> **Task data**:
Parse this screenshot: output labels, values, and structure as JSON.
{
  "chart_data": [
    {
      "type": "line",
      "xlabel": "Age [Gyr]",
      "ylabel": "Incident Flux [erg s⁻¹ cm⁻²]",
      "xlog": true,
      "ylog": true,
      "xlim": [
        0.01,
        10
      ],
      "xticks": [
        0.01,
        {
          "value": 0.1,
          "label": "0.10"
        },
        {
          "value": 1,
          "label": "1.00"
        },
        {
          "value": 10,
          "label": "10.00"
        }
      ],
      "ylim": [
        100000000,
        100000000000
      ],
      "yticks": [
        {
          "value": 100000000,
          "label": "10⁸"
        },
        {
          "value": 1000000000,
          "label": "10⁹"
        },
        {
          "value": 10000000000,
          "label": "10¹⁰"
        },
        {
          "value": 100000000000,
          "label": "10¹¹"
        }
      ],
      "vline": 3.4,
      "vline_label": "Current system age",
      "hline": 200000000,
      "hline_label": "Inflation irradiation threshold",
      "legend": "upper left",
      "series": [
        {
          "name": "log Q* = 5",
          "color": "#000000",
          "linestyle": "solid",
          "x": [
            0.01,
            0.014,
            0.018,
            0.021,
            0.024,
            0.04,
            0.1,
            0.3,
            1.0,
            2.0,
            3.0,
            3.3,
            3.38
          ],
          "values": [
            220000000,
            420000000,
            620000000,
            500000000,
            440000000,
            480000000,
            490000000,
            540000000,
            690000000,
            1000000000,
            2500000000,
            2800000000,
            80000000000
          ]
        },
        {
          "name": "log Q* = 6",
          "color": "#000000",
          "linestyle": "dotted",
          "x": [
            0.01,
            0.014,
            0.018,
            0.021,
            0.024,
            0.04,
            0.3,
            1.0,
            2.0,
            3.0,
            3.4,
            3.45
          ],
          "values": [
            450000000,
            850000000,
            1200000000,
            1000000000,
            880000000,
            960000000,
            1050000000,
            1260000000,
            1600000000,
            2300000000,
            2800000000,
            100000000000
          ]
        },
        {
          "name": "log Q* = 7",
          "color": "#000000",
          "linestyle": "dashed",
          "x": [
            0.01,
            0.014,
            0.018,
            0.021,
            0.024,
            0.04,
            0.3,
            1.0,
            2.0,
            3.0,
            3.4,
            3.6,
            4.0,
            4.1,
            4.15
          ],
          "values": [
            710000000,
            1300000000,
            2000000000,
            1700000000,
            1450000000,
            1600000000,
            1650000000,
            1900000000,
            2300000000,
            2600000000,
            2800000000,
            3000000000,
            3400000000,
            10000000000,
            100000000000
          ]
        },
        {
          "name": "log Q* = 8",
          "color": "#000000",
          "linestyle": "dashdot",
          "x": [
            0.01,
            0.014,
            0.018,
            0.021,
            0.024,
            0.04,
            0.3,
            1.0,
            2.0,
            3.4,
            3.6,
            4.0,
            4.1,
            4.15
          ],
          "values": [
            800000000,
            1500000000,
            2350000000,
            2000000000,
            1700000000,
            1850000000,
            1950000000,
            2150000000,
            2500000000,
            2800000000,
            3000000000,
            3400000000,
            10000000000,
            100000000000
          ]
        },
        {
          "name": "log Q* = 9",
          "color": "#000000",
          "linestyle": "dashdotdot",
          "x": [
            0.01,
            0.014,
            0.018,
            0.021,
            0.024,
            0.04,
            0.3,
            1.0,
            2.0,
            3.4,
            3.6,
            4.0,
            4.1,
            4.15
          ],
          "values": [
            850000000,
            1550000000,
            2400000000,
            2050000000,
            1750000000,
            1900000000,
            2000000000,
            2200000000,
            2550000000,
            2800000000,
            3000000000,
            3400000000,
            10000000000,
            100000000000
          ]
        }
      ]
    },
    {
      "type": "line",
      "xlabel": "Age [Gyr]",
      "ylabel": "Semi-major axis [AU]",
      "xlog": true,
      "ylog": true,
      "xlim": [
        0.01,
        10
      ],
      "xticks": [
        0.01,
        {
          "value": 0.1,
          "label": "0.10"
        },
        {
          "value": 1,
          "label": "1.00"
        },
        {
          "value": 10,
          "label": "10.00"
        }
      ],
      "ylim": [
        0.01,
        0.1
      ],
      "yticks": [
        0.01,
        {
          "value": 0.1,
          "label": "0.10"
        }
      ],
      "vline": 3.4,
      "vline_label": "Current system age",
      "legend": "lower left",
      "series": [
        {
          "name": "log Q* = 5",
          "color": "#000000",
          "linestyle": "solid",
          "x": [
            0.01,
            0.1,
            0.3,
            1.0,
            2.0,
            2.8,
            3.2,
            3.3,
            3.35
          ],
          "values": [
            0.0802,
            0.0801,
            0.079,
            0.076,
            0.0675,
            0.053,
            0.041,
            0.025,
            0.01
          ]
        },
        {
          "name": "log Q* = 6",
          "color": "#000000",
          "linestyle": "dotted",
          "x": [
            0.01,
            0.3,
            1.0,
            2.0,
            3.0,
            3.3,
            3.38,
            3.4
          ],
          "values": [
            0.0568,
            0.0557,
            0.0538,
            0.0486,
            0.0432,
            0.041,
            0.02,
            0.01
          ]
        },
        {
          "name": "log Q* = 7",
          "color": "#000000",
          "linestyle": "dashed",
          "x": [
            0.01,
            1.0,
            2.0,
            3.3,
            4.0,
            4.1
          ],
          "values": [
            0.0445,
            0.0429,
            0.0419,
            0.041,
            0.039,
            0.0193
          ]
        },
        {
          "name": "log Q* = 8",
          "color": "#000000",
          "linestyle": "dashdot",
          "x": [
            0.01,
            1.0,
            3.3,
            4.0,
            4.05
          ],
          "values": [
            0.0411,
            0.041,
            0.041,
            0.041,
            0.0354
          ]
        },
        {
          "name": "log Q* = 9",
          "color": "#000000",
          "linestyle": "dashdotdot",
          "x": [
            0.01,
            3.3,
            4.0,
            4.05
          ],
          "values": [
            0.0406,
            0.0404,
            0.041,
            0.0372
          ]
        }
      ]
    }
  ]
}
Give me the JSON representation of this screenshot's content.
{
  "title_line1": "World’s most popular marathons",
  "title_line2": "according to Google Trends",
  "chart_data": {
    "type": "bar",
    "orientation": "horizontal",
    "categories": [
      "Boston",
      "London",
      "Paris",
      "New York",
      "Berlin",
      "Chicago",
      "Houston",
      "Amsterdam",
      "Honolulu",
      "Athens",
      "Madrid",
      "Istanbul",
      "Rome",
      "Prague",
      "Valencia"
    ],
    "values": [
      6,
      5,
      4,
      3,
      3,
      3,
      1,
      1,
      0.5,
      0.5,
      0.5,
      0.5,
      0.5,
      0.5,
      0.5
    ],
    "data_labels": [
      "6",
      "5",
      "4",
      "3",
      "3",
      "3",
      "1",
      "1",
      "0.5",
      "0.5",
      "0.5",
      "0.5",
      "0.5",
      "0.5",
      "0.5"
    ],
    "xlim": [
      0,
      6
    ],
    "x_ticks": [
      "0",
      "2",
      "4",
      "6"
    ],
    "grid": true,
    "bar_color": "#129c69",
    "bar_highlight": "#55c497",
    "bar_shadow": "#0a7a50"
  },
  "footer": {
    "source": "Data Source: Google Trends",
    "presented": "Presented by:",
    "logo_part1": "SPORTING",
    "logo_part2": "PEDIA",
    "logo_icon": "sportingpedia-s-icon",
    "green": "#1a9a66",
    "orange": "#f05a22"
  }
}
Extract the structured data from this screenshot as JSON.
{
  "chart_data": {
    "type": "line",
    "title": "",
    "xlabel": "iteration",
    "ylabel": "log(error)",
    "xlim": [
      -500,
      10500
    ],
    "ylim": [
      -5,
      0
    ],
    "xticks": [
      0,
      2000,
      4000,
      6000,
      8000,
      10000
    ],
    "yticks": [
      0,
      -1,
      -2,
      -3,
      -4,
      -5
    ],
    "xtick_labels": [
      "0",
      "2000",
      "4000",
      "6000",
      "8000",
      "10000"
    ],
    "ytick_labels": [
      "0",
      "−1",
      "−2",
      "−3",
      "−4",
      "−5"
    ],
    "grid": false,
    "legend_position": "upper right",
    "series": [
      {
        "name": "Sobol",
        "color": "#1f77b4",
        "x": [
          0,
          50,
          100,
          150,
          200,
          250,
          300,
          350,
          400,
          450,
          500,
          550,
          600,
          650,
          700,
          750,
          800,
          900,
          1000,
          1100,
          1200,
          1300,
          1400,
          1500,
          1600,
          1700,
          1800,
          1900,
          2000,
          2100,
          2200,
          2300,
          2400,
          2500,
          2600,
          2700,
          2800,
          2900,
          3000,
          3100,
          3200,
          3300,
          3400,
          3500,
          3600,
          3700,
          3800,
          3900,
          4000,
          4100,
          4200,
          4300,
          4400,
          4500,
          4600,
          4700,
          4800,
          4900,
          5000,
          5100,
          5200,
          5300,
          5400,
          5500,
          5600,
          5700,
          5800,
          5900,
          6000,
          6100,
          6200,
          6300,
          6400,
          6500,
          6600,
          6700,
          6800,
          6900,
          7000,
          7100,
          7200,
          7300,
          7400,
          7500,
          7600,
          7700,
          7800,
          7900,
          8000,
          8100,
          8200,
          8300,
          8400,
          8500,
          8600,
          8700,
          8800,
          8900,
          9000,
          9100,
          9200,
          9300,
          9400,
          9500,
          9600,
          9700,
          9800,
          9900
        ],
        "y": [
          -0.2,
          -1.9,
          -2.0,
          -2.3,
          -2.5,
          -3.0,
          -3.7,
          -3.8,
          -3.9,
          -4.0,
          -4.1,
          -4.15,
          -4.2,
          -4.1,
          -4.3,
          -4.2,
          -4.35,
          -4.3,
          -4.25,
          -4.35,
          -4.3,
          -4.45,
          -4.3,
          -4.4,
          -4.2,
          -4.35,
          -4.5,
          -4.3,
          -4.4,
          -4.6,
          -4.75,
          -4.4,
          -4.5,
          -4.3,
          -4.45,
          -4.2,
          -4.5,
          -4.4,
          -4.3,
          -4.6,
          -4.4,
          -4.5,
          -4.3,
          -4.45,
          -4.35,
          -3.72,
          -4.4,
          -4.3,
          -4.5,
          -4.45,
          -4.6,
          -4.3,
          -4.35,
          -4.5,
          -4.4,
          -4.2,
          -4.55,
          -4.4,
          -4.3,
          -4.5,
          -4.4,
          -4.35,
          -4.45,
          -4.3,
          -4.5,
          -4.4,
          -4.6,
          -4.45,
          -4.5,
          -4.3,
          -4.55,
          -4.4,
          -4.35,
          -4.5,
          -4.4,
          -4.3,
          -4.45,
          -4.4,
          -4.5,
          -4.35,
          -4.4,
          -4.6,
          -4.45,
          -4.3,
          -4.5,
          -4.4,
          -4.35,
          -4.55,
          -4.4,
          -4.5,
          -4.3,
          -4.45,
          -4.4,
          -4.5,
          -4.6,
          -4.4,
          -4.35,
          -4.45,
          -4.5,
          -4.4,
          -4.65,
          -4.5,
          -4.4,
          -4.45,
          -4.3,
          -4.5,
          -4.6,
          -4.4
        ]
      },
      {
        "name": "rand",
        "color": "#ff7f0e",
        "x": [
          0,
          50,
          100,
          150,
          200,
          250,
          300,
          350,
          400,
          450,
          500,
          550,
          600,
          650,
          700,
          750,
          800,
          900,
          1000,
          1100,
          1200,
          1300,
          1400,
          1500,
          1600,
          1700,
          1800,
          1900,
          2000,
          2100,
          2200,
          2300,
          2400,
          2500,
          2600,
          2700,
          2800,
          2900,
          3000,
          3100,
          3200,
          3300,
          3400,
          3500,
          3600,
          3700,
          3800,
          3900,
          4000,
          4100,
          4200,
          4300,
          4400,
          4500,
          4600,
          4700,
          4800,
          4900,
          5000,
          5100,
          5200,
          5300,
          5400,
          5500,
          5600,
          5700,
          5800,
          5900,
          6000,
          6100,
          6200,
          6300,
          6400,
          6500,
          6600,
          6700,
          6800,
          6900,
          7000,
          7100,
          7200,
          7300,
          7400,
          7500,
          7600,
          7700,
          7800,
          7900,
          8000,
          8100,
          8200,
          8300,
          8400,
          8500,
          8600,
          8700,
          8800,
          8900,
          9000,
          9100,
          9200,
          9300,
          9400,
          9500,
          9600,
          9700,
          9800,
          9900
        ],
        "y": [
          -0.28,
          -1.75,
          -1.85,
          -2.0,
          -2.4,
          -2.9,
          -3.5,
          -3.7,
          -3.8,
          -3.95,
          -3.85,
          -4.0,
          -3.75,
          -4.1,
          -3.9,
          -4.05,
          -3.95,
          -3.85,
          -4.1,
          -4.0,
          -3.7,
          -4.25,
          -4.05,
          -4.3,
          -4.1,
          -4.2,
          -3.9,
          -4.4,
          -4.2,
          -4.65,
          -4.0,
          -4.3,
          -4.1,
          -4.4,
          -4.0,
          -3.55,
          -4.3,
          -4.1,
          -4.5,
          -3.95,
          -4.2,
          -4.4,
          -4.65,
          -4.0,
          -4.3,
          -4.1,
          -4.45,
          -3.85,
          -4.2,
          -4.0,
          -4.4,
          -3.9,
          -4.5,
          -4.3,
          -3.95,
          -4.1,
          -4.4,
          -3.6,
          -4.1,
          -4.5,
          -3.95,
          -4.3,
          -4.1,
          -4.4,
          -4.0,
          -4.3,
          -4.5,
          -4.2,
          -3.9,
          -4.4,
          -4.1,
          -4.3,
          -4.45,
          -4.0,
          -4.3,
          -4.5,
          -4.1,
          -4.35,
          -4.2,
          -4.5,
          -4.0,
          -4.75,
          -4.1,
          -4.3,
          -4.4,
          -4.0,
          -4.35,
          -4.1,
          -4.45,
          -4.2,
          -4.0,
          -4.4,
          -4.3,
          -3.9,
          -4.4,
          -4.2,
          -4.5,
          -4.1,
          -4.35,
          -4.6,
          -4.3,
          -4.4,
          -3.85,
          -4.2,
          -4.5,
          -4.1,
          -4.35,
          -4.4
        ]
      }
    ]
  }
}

> **Short problem**:
Check each line of the records for "this" and copy the ones that contain it.

> **Reply to the exercise**:
Parse this screenshot: output labels, values, and structure as JSON.
Give me the JSON representation of this screenshot's content.
Extract the structured data from this screenshot as JSON.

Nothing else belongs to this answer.